*Supplied passage*:
-------------------------

# recreating in matlab Butterworth Filter filter response

There is a manual which presents a filter response. In the video they present a formula and a plot of the response. However when I tried to implement it in MATLAB I get a totally different plot. Where did I go wrong implementing this formula? Thanks.

clc
clear all
s=0:0.01:50;
H=1./((s/20.01).^4+2.6131*(s/20.01).^3+3.4142*(s/20.01).^2+2.6131*(s/20.01)+1);
plot(s,20*log10(abs(H)))


I was hesitant to answer your question because it shows that you need to review the basics. However, hopefully this will encourage you to do just that!

The $$s$$ in $$H(s)$$ is a complex number $$s = \sigma + j\omega$$ where $$\sigma$$, the real part, represents a damping factor and $$j\omega$$, the imaginary part, represents an oscillatory component (for which $$\omega$$ is the angular frequency).

For sinusoidal steady-state analysis, we are interested in the behavior of the system at different frequencies but without the damping effect ($$\sigma = 0$$).

-------------------------

*Recorded data*:
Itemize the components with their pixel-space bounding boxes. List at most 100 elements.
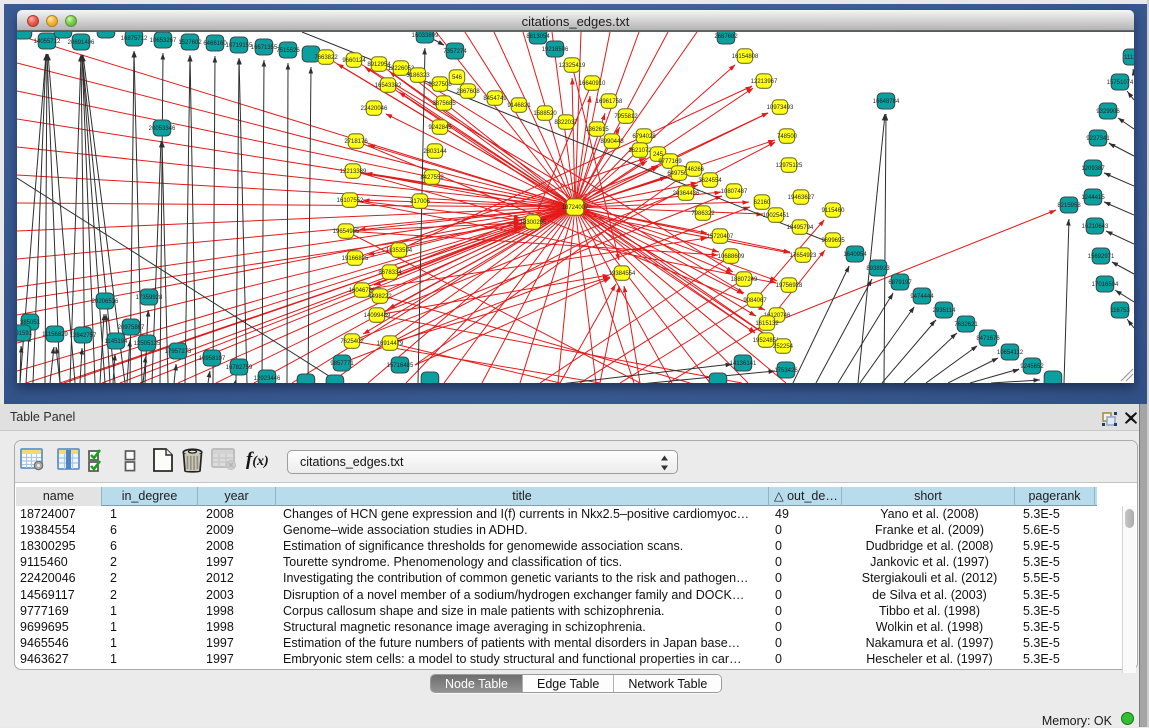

-------------------------

*Exercises*:
1/ In the Butterworth filter thread, what does the real part σ of the complex number s represent?
2/ Continue the Butterworth filter thread from the end of its last sentence.
The material is separate from the thread about the Butterworth filter.

*Replies*:
1/ It represents a damping factor.

2/
With that said, you only need minimal changes to your script:

omega = 0:0.01:50;
s = 1i * omega;


• Hello, i have attached the updated code ,however its not giving the result. also ,i am new to he forum ,how do i put code in comment? 'clc clear all w=0:0.01:50; s=1i*w; H=1./((s/20.01).^4+2.6131*(s/20.01).^3+3.4142*(s/20.01).^2+2.6131*(s/20.01)+1); plot(s,20*log10(abs(H)))' Dec 30, 2023 at 9:20
• Code can be rendered with  before and after. Your last line should have $\omega$ for the x-axis: plot(w, 20*log10(abs(H)))`.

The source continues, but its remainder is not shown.